What the task asks: Only lines holding the string "name" are wanted; copy each one from the material.

##### Records to use #####

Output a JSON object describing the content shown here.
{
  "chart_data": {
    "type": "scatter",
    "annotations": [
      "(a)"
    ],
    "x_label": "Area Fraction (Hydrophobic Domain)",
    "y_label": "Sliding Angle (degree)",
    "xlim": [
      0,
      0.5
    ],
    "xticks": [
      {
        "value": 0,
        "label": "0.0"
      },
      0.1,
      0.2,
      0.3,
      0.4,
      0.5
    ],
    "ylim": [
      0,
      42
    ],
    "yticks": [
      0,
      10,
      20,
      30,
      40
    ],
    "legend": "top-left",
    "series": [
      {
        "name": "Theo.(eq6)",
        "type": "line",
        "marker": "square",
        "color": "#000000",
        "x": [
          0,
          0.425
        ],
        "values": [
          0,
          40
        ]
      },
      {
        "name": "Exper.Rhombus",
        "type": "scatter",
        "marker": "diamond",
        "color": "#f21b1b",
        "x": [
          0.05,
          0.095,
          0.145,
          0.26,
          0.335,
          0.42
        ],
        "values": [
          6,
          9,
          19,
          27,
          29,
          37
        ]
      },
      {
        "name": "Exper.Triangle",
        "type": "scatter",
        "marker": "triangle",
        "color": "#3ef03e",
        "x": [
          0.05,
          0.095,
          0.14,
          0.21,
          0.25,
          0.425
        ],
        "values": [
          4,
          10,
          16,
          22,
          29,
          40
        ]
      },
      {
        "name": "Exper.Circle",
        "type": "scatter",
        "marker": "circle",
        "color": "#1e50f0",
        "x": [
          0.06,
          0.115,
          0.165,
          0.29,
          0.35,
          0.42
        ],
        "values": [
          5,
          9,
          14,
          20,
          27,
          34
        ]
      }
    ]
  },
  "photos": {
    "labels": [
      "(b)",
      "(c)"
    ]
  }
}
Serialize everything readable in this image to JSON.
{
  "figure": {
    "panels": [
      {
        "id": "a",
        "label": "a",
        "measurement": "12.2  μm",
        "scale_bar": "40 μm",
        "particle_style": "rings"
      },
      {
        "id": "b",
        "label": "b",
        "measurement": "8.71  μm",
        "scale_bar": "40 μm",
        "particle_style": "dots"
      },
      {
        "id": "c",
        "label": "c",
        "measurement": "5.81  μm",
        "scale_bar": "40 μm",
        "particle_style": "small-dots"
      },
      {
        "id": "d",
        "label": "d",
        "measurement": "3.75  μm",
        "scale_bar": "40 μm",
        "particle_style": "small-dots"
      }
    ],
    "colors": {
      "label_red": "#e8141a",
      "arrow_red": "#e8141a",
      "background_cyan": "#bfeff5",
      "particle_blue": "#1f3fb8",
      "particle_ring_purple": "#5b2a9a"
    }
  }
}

#####

Solution to this task:
        "name": "Theo.(eq6)",
        "name": "Exper.Rhombus",
        "name": "Exper.Triangle",
        "name": "Exper.Circle",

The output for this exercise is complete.